- Task brief: Every record should be written out exactly, with the pictures left out.
────────
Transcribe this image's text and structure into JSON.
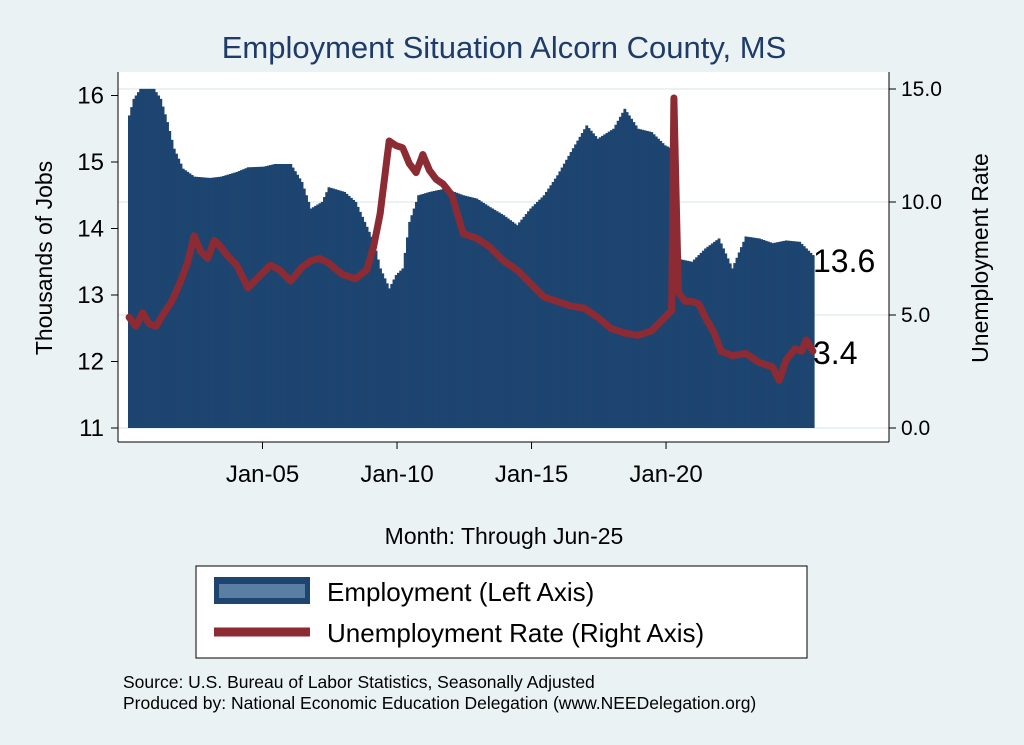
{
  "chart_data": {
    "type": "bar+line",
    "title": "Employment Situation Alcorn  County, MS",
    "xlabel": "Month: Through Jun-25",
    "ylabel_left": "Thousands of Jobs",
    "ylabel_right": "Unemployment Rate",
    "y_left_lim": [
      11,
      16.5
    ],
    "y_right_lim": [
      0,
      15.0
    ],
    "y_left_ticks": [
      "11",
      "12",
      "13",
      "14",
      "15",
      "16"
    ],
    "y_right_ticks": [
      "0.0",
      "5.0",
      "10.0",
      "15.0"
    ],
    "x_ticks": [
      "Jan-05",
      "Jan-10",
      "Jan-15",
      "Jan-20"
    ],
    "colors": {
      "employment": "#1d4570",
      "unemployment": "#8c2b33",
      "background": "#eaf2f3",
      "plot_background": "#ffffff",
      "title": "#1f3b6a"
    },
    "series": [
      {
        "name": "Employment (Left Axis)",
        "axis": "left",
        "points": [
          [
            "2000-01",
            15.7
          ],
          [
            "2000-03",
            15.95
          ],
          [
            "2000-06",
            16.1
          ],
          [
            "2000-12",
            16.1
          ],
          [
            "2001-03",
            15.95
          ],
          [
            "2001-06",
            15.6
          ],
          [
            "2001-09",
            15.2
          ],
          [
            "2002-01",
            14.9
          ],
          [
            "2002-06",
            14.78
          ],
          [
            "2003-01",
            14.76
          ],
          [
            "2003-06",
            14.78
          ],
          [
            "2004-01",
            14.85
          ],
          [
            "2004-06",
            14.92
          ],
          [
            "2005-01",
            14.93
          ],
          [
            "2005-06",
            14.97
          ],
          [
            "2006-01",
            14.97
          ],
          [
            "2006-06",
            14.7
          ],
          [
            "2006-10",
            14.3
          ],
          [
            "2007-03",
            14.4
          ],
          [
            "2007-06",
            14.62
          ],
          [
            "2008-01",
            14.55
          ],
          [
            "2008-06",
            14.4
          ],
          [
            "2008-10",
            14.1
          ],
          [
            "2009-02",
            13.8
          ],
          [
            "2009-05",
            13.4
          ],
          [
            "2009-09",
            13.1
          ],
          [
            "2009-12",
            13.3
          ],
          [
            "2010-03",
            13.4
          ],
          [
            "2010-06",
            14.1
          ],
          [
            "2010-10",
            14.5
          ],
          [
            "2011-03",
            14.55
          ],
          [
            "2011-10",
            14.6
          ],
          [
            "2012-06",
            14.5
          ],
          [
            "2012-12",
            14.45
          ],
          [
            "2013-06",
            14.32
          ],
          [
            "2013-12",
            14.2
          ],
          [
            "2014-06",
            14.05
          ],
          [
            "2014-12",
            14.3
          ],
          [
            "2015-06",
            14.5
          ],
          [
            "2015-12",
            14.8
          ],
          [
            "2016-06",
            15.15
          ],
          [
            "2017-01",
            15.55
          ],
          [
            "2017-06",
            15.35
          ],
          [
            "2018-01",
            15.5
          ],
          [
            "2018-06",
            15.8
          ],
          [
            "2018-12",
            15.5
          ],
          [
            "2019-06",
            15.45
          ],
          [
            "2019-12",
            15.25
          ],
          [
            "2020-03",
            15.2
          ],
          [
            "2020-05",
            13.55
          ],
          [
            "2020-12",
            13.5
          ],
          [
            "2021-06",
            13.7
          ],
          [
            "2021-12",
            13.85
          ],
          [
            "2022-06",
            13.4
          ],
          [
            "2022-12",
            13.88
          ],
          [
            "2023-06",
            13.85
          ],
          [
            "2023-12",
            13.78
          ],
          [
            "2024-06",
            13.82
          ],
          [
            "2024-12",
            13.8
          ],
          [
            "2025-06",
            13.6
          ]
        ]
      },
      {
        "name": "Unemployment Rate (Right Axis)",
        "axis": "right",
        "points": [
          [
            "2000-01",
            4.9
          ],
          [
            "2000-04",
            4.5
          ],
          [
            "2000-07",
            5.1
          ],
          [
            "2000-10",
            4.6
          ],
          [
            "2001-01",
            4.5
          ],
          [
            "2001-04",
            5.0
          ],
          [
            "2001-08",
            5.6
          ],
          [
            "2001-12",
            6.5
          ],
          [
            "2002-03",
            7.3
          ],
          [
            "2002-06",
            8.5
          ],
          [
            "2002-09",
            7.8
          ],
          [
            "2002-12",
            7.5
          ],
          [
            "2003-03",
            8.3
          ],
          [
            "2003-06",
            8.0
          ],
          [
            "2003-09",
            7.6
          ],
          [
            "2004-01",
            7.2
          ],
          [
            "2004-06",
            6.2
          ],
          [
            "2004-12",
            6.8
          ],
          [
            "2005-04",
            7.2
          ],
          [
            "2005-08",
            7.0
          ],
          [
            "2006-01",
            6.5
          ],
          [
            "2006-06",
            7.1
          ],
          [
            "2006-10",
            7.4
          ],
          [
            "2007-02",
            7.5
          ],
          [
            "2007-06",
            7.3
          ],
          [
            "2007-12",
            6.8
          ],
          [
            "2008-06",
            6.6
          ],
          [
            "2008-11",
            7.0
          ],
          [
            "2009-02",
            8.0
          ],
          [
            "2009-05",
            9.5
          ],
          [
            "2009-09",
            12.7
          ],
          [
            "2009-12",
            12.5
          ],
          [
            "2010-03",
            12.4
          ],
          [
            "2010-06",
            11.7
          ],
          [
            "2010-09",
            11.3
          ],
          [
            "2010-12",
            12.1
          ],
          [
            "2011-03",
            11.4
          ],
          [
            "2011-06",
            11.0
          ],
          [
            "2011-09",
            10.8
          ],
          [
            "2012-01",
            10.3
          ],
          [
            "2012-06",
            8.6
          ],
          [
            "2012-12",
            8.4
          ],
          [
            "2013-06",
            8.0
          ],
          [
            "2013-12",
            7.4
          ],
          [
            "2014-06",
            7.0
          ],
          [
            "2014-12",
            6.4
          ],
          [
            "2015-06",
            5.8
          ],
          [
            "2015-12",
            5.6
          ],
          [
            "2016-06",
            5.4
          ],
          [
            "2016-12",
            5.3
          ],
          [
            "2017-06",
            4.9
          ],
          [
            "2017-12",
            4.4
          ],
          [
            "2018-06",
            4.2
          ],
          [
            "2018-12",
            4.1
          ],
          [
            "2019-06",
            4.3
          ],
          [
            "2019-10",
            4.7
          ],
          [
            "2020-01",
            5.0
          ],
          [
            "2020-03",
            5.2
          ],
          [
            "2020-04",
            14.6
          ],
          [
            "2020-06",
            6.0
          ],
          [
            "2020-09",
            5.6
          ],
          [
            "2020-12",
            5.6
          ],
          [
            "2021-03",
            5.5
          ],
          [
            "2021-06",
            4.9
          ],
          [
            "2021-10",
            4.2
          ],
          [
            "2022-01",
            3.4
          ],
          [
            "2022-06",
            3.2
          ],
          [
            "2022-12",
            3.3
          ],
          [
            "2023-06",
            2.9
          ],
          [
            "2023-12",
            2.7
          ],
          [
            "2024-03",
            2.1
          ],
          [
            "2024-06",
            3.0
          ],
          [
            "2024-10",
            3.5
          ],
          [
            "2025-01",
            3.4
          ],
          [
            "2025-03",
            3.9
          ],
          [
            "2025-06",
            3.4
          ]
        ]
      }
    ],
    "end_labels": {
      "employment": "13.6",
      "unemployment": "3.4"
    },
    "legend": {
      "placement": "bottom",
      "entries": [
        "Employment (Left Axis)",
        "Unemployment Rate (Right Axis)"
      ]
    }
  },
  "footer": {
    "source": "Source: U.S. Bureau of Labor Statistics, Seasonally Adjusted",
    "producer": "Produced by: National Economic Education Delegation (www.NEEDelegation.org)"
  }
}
────────
- Solution to this exercise:
Transcribe this image's text and structure into JSON.
{
  "chart_data": {
    "type": "bar+line",
    "title": "Employment Situation Alcorn  County, MS",
    "xlabel": "Month: Through Jun-25",
    "ylabel_left": "Thousands of Jobs",
    "ylabel_right": "Unemployment Rate",
    "y_left_lim": [
      11,
      16.5
    ],
    "y_right_lim": [
      0,
      15.0
    ],
    "y_left_ticks": [
      "11",
      "12",
      "13",
      "14",
      "15",
      "16"
    ],
    "y_right_ticks": [
      "0.0",
      "5.0",
      "10.0",
      "15.0"
    ],
    "x_ticks": [
      "Jan-05",
      "Jan-10",
      "Jan-15",
      "Jan-20"
    ],
    "colors": {
      "employment": "#1d4570",
      "unemployment": "#8c2b33",
      "background": "#eaf2f3",
      "plot_background": "#ffffff",
      "title": "#1f3b6a"
    },
    "series": [
      {
        "name": "Employment (Left Axis)",
        "axis": "left",
        "points": [
          [
            "2000-01",
            15.7
          ],
          [
            "2000-03",
            15.95
          ],
          [
            "2000-06",
            16.1
          ],
          [
            "2000-12",
            16.1
          ],
          [
            "2001-03",
            15.95
          ],
          [
            "2001-06",
            15.6
          ],
          [
            "2001-09",
            15.2
          ],
          [
            "2002-01",
            14.9
          ],
          [
            "2002-06",
            14.78
          ],
          [
            "2003-01",
            14.76
          ],
          [
            "2003-06",
            14.78
          ],
          [
            "2004-01",
            14.85
          ],
          [
            "2004-06",
            14.92
          ],
          [
            "2005-01",
            14.93
          ],
          [
            "2005-06",
            14.97
          ],
          [
            "2006-01",
            14.97
          ],
          [
            "2006-06",
            14.7
          ],
          [
            "2006-10",
            14.3
          ],
          [
            "2007-03",
            14.4
          ],
          [
            "2007-06",
            14.62
          ],
          [
            "2008-01",
            14.55
          ],
          [
            "2008-06",
            14.4
          ],
          [
            "2008-10",
            14.1
          ],
          [
            "2009-02",
            13.8
          ],
          [
            "2009-05",
            13.4
          ],
          [
            "2009-09",
            13.1
          ],
          [
            "2009-12",
            13.3
          ],
          [
            "2010-03",
            13.4
          ],
          [
            "2010-06",
            14.1
          ],
          [
            "2010-10",
            14.5
          ],
          [
            "2011-03",
            14.55
          ],
          [
            "2011-10",
            14.6
          ],
          [
            "2012-06",
            14.5
          ],
          [
            "2012-12",
            14.45
          ],
          [
            "2013-06",
            14.32
          ],
          [
            "2013-12",
            14.2
          ],
          [
            "2014-06",
            14.05
          ],
          [
            "2014-12",
            14.3
          ],
          [
            "2015-06",
            14.5
          ],
          [
            "2015-12",
            14.8
          ],
          [
            "2016-06",
            15.15
          ],
          [
            "2017-01",
            15.55
          ],
          [
            "2017-06",
            15.35
          ],
          [
            "2018-01",
            15.5
          ],
          [
            "2018-06",
            15.8
          ],
          [
            "2018-12",
            15.5
          ],
          [
            "2019-06",
            15.45
          ],
          [
            "2019-12",
            15.25
          ],
          [
            "2020-03",
            15.2
          ],
          [
            "2020-05",
            13.55
          ],
          [
            "2020-12",
            13.5
          ],
          [
            "2021-06",
            13.7
          ],
          [
            "2021-12",
            13.85
          ],
          [
            "2022-06",
            13.4
          ],
          [
            "2022-12",
            13.88
          ],
          [
            "2023-06",
            13.85
          ],
          [
            "2023-12",
            13.78
          ],
          [
            "2024-06",
            13.82
          ],
          [
            "2024-12",
            13.8
          ],
          [
            "2025-06",
            13.6
          ]
        ]
      },
      {
        "name": "Unemployment Rate (Right Axis)",
        "axis": "right",
        "points": [
          [
            "2000-01",
            4.9
          ],
          [
            "2000-04",
            4.5
          ],
          [
            "2000-07",
            5.1
          ],
          [
            "2000-10",
            4.6
          ],
          [
            "2001-01",
            4.5
          ],
          [
            "2001-04",
            5.0
          ],
          [
            "2001-08",
            5.6
          ],
          [
            "2001-12",
            6.5
          ],
          [
            "2002-03",
            7.3
          ],
          [
            "2002-06",
            8.5
          ],
          [
            "2002-09",
            7.8
          ],
          [
            "2002-12",
            7.5
          ],
          [
            "2003-03",
            8.3
          ],
          [
            "2003-06",
            8.0
          ],
          [
            "2003-09",
            7.6
          ],
          [
            "2004-01",
            7.2
          ],
          [
            "2004-06",
            6.2
          ],
          [
            "2004-12",
            6.8
          ],
          [
            "2005-04",
            7.2
          ],
          [
            "2005-08",
            7.0
          ],
          [
            "2006-01",
            6.5
          ],
          [
            "2006-06",
            7.1
          ],
          [
            "2006-10",
            7.4
          ],
          [
            "2007-02",
            7.5
          ],
          [
            "2007-06",
            7.3
          ],
          [
            "2007-12",
            6.8
          ],
          [
            "2008-06",
            6.6
          ],
          [
            "2008-11",
            7.0
          ],
          [
            "2009-02",
            8.0
          ],
          [
            "2009-05",
            9.5
          ],
          [
            "2009-09",
            12.7
          ],
          [
            "2009-12",
            12.5
          ],
          [
            "2010-03",
            12.4
          ],
          [
            "2010-06",
            11.7
          ],
          [
            "2010-09",
            11.3
          ],
          [
            "2010-12",
            12.1
          ],
          [
            "2011-03",
            11.4
          ],
          [
            "2011-06",
            11.0
          ],
          [
            "2011-09",
            10.8
          ],
          [
            "2012-01",
            10.3
          ],
          [
            "2012-06",
            8.6
          ],
          [
            "2012-12",
            8.4
          ],
          [
            "2013-06",
            8.0
          ],
          [
            "2013-12",
            7.4
          ],
          [
            "2014-06",
            7.0
          ],
          [
            "2014-12",
            6.4
          ],
          [
            "2015-06",
            5.8
          ],
          [
            "2015-12",
            5.6
          ],
          [
            "2016-06",
            5.4
          ],
          [
            "2016-12",
            5.3
          ],
          [
            "2017-06",
            4.9
          ],
          [
            "2017-12",
            4.4
          ],
          [
            "2018-06",
            4.2
          ],
          [
            "2018-12",
            4.1
          ],
          [
            "2019-06",
            4.3
          ],
          [
            "2019-10",
            4.7
          ],
          [
            "2020-01",
            5.0
          ],
          [
            "2020-03",
            5.2
          ],
          [
            "2020-04",
            14.6
          ],
          [
            "2020-06",
            6.0
          ],
          [
            "2020-09",
            5.6
          ],
          [
            "2020-12",
            5.6
          ],
          [
            "2021-03",
            5.5
          ],
          [
            "2021-06",
            4.9
          ],
          [
            "2021-10",
            4.2
          ],
          [
            "2022-01",
            3.4
          ],
          [
            "2022-06",
            3.2
          ],
          [
            "2022-12",
            3.3
          ],
          [
            "2023-06",
            2.9
          ],
          [
            "2023-12",
            2.7
          ],
          [
            "2024-03",
            2.1
          ],
          [
            "2024-06",
            3.0
          ],
          [
            "2024-10",
            3.5
          ],
          [
            "2025-01",
            3.4
          ],
          [
            "2025-03",
            3.9
          ],
          [
            "2025-06",
            3.4
          ]
        ]
      }
    ],
    "end_labels": {
      "employment": "13.6",
      "unemployment": "3.4"
    },
    "legend": {
      "placement": "bottom",
      "entries": [
        "Employment (Left Axis)",
        "Unemployment Rate (Right Axis)"
      ]
    }
  },
  "footer": {
    "source": "Source: U.S. Bureau of Labor Statistics, Seasonally Adjusted",
    "producer": "Produced by: National Economic Education Delegation (www.NEEDelegation.org)"
  }
}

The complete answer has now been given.